* [GIVEN ENTRIES]:
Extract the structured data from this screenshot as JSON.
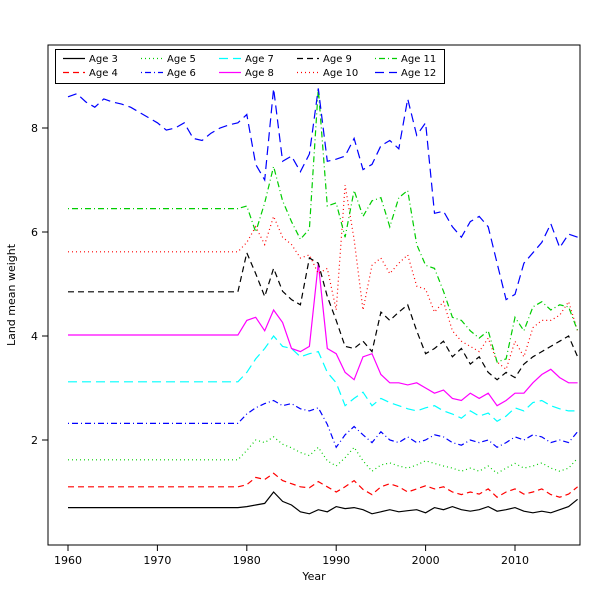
{
  "figure": {
    "background": "#ffffff"
  },
  "chart_data": {
    "type": "line",
    "title": "",
    "xlabel": "Year",
    "ylabel": "Land mean weight",
    "x_ticks": [
      1960,
      1970,
      1980,
      1990,
      2000,
      2010
    ],
    "y_ticks": [
      2,
      4,
      6,
      8
    ],
    "xlim": [
      1957.8,
      2019.3
    ],
    "ylim": [
      0,
      9.6
    ],
    "grid": false,
    "legend_position": "top-inside-box",
    "legend_rows": 2,
    "years": [
      1960,
      1961,
      1962,
      1963,
      1964,
      1965,
      1966,
      1967,
      1968,
      1969,
      1970,
      1971,
      1972,
      1973,
      1974,
      1975,
      1976,
      1977,
      1978,
      1979,
      1980,
      1981,
      1982,
      1983,
      1984,
      1985,
      1986,
      1987,
      1988,
      1989,
      1990,
      1991,
      1992,
      1993,
      1994,
      1995,
      1996,
      1997,
      1998,
      1999,
      2000,
      2001,
      2002,
      2003,
      2004,
      2005,
      2006,
      2007,
      2008,
      2009,
      2010,
      2011,
      2012,
      2013,
      2014,
      2015,
      2016,
      2017
    ],
    "series": [
      {
        "name": "Age 3",
        "color": "#000000",
        "dash": "",
        "values": [
          0.7,
          0.7,
          0.7,
          0.7,
          0.7,
          0.7,
          0.7,
          0.7,
          0.7,
          0.7,
          0.7,
          0.7,
          0.7,
          0.7,
          0.7,
          0.7,
          0.7,
          0.7,
          0.7,
          0.7,
          0.72,
          0.75,
          0.78,
          1.0,
          0.82,
          0.75,
          0.62,
          0.58,
          0.66,
          0.62,
          0.72,
          0.68,
          0.7,
          0.66,
          0.58,
          0.62,
          0.66,
          0.62,
          0.64,
          0.66,
          0.6,
          0.7,
          0.66,
          0.72,
          0.66,
          0.63,
          0.66,
          0.72,
          0.63,
          0.66,
          0.7,
          0.63,
          0.6,
          0.63,
          0.6,
          0.66,
          0.72,
          0.86
        ]
      },
      {
        "name": "Age 4",
        "color": "#ff0000",
        "dash": "6,4",
        "values": [
          1.1,
          1.1,
          1.1,
          1.1,
          1.1,
          1.1,
          1.1,
          1.1,
          1.1,
          1.1,
          1.1,
          1.1,
          1.1,
          1.1,
          1.1,
          1.1,
          1.1,
          1.1,
          1.1,
          1.1,
          1.14,
          1.28,
          1.24,
          1.36,
          1.22,
          1.16,
          1.1,
          1.08,
          1.2,
          1.1,
          1.0,
          1.1,
          1.22,
          1.05,
          0.95,
          1.1,
          1.16,
          1.1,
          1.0,
          1.06,
          1.12,
          1.06,
          1.1,
          1.0,
          0.95,
          1.0,
          0.96,
          1.06,
          0.9,
          1.0,
          1.06,
          0.96,
          1.0,
          1.06,
          0.95,
          0.9,
          0.96,
          1.1
        ]
      },
      {
        "name": "Age 5",
        "color": "#00cd00",
        "dash": "1,3",
        "values": [
          1.62,
          1.62,
          1.62,
          1.62,
          1.62,
          1.62,
          1.62,
          1.62,
          1.62,
          1.62,
          1.62,
          1.62,
          1.62,
          1.62,
          1.62,
          1.62,
          1.62,
          1.62,
          1.62,
          1.62,
          1.8,
          2.0,
          1.95,
          2.06,
          1.92,
          1.85,
          1.76,
          1.7,
          1.86,
          1.6,
          1.5,
          1.66,
          1.86,
          1.6,
          1.4,
          1.52,
          1.56,
          1.5,
          1.46,
          1.52,
          1.6,
          1.55,
          1.5,
          1.46,
          1.4,
          1.46,
          1.4,
          1.5,
          1.36,
          1.46,
          1.55,
          1.46,
          1.5,
          1.56,
          1.46,
          1.4,
          1.46,
          1.65
        ]
      },
      {
        "name": "Age 6",
        "color": "#0000ff",
        "dash": "1,3,6,3",
        "values": [
          2.32,
          2.32,
          2.32,
          2.32,
          2.32,
          2.32,
          2.32,
          2.32,
          2.32,
          2.32,
          2.32,
          2.32,
          2.32,
          2.32,
          2.32,
          2.32,
          2.32,
          2.32,
          2.32,
          2.32,
          2.5,
          2.62,
          2.7,
          2.76,
          2.66,
          2.7,
          2.6,
          2.56,
          2.62,
          2.3,
          1.86,
          2.1,
          2.26,
          2.1,
          1.95,
          2.16,
          2.0,
          1.95,
          2.06,
          1.95,
          2.0,
          2.1,
          2.06,
          1.95,
          1.9,
          2.0,
          1.95,
          2.0,
          1.86,
          1.95,
          2.06,
          2.0,
          2.1,
          2.06,
          1.95,
          2.0,
          1.95,
          2.16
        ]
      },
      {
        "name": "Age 7",
        "color": "#00ffff",
        "dash": "9,5",
        "values": [
          3.12,
          3.12,
          3.12,
          3.12,
          3.12,
          3.12,
          3.12,
          3.12,
          3.12,
          3.12,
          3.12,
          3.12,
          3.12,
          3.12,
          3.12,
          3.12,
          3.12,
          3.12,
          3.12,
          3.12,
          3.3,
          3.56,
          3.76,
          4.0,
          3.8,
          3.76,
          3.6,
          3.66,
          3.7,
          3.3,
          3.1,
          2.66,
          2.8,
          2.92,
          2.66,
          2.8,
          2.72,
          2.66,
          2.6,
          2.56,
          2.62,
          2.66,
          2.56,
          2.5,
          2.42,
          2.56,
          2.46,
          2.52,
          2.36,
          2.46,
          2.62,
          2.56,
          2.72,
          2.76,
          2.66,
          2.6,
          2.56,
          2.56
        ]
      },
      {
        "name": "Age 8",
        "color": "#ff00ff",
        "dash": "",
        "values": [
          4.02,
          4.02,
          4.02,
          4.02,
          4.02,
          4.02,
          4.02,
          4.02,
          4.02,
          4.02,
          4.02,
          4.02,
          4.02,
          4.02,
          4.02,
          4.02,
          4.02,
          4.02,
          4.02,
          4.02,
          4.3,
          4.36,
          4.1,
          4.5,
          4.26,
          3.76,
          3.7,
          3.8,
          5.4,
          3.76,
          3.66,
          3.3,
          3.16,
          3.6,
          3.66,
          3.26,
          3.1,
          3.1,
          3.06,
          3.1,
          3.0,
          2.9,
          2.96,
          2.8,
          2.76,
          2.9,
          2.8,
          2.9,
          2.66,
          2.76,
          2.9,
          2.9,
          3.1,
          3.26,
          3.36,
          3.2,
          3.1,
          3.1
        ]
      },
      {
        "name": "Age 9",
        "color": "#000000",
        "dash": "6,4",
        "values": [
          4.85,
          4.85,
          4.85,
          4.85,
          4.85,
          4.85,
          4.85,
          4.85,
          4.85,
          4.85,
          4.85,
          4.85,
          4.85,
          4.85,
          4.85,
          4.85,
          4.85,
          4.85,
          4.85,
          4.85,
          5.6,
          5.2,
          4.76,
          5.3,
          4.86,
          4.7,
          4.6,
          5.5,
          5.4,
          4.76,
          4.3,
          3.8,
          3.76,
          3.9,
          3.7,
          4.46,
          4.3,
          4.46,
          4.6,
          4.1,
          3.66,
          3.76,
          3.9,
          3.6,
          3.76,
          3.46,
          3.6,
          3.3,
          3.16,
          3.3,
          3.2,
          3.46,
          3.6,
          3.7,
          3.8,
          3.9,
          4.0,
          3.6
        ]
      },
      {
        "name": "Age 10",
        "color": "#ff0000",
        "dash": "1,3",
        "values": [
          5.62,
          5.62,
          5.62,
          5.62,
          5.62,
          5.62,
          5.62,
          5.62,
          5.62,
          5.62,
          5.62,
          5.62,
          5.62,
          5.62,
          5.62,
          5.62,
          5.62,
          5.62,
          5.62,
          5.62,
          5.8,
          6.1,
          5.76,
          6.3,
          5.9,
          5.76,
          5.5,
          5.56,
          5.2,
          5.3,
          4.5,
          6.9,
          5.86,
          4.5,
          5.36,
          5.5,
          5.2,
          5.4,
          5.56,
          4.96,
          4.9,
          4.46,
          4.66,
          4.1,
          3.9,
          3.8,
          3.7,
          3.96,
          3.5,
          3.36,
          3.9,
          3.6,
          4.16,
          4.3,
          4.3,
          4.4,
          4.66,
          4.1
        ]
      },
      {
        "name": "Age 11",
        "color": "#00cd00",
        "dash": "1,3,6,3",
        "values": [
          6.45,
          6.45,
          6.45,
          6.45,
          6.45,
          6.45,
          6.45,
          6.45,
          6.45,
          6.45,
          6.45,
          6.45,
          6.45,
          6.45,
          6.45,
          6.45,
          6.45,
          6.45,
          6.45,
          6.45,
          6.5,
          6.0,
          6.56,
          7.26,
          6.6,
          6.2,
          5.86,
          6.06,
          8.76,
          6.5,
          6.56,
          5.9,
          6.8,
          6.3,
          6.6,
          6.66,
          6.1,
          6.66,
          6.8,
          5.76,
          5.36,
          5.3,
          4.86,
          4.36,
          4.3,
          4.1,
          3.96,
          4.1,
          3.5,
          3.56,
          4.36,
          4.1,
          4.56,
          4.66,
          4.5,
          4.6,
          4.56,
          4.1
        ]
      },
      {
        "name": "Age 12",
        "color": "#0000ff",
        "dash": "9,5",
        "values": [
          8.6,
          8.66,
          8.5,
          8.4,
          8.56,
          8.5,
          8.46,
          8.4,
          8.3,
          8.2,
          8.1,
          7.96,
          8.0,
          8.1,
          7.8,
          7.76,
          7.9,
          8.0,
          8.06,
          8.1,
          8.26,
          7.3,
          7.0,
          8.76,
          7.36,
          7.46,
          7.16,
          7.5,
          8.76,
          7.36,
          7.4,
          7.46,
          7.8,
          7.2,
          7.3,
          7.66,
          7.76,
          7.6,
          8.56,
          7.86,
          8.1,
          6.36,
          6.4,
          6.1,
          5.9,
          6.2,
          6.3,
          6.1,
          5.4,
          4.7,
          4.8,
          5.4,
          5.6,
          5.8,
          6.16,
          5.7,
          5.96,
          5.9
        ]
      }
    ]
  }
}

* [GOAL]:
Only the number is wanted: how many lines above include the word "name"?

* [TASK RESULT]:
10